Task inputs:

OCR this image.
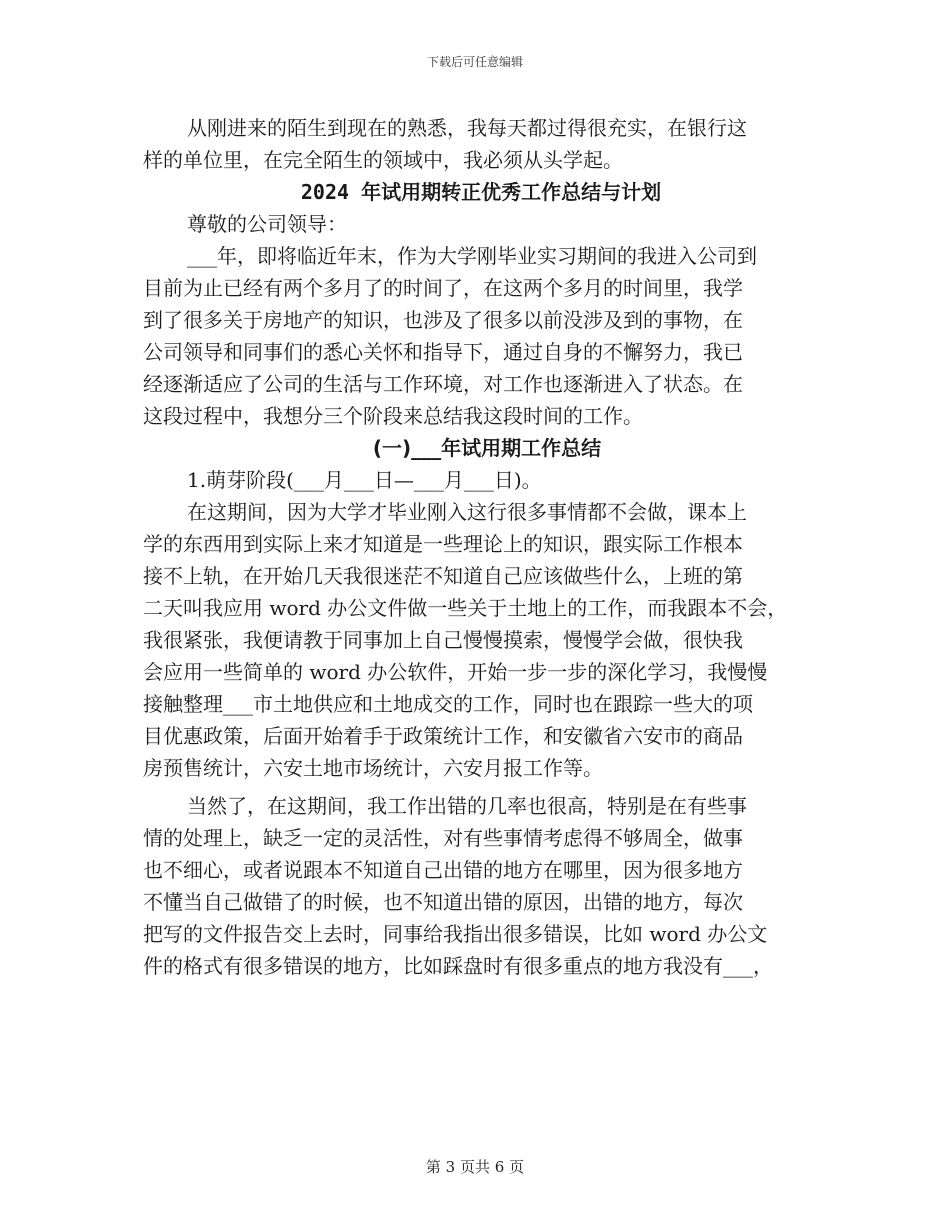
下载后可任意编辑

从刚进来的陌生到现在的熟悉，我每天都过得很充实，在银行这
样的单位里，在完全陌生的领域中，我必须从头学起。

2024 年试用期转正优秀工作总结与计划

尊敬的公司领导：

___年，即将临近年末，作为大学刚毕业实习期间的我进入公司到
目前为止已经有两个多月了的时间了，在这两个多月的时间里，我学
到了很多关于房地产的知识，也涉及了很多以前没涉及到的事物，在
公司领导和同事们的悉心关怀和指导下，通过自身的不懈努力，我已
经逐渐适应了公司的生活与工作环境，对工作也逐渐进入了状态。在
这段过程中，我想分三个阶段来总结我这段时间的工作。

(一)___年试用期工作总结

1.萌芽阶段(___月___日—___月___日)。

在这期间，因为大学才毕业刚入这行很多事情都不会做，课本上
学的东西用到实际上来才知道是一些理论上的知识，跟实际工作根本
接不上轨，在开始几天我很迷茫不知道自己应该做些什么，上班的第
二天叫我应用 word 办公文件做一些关于土地上的工作，而我跟本不会，
我很紧张，我便请教于同事加上自己慢慢摸索，慢慢学会做，很快我
会应用一些简单的 word 办公软件，开始一步一步的深化学习，我慢慢
接触整理___市土地供应和土地成交的工作，同时也在跟踪一些大的项
目优惠政策，后面开始着手于政策统计工作，和安徽省六安市的商品
房预售统计，六安土地市场统计，六安月报工作等。

当然了，在这期间，我工作出错的几率也很高，特别是在有些事
情的处理上，缺乏一定的灵活性，对有些事情考虑得不够周全，做事
也不细心，或者说跟本不知道自己出错的地方在哪里，因为很多地方
不懂当自己做错了的时候，也不知道出错的原因，出错的地方，每次
把写的文件报告交上去时，同事给我指出很多错误，比如 word 办公文
件的格式有很多错误的地方，比如踩盘时有很多重点的地方我没有___，

第 3 页共 6 页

Exercise: All lines of the data above that include the word "在这期间" must be shown.

Response for this exercise:
在这期间，因为大学才毕业刚入这行很多事情都不会做，课本上
当然了，在这期间，我工作出错的几率也很高，特别是在有些事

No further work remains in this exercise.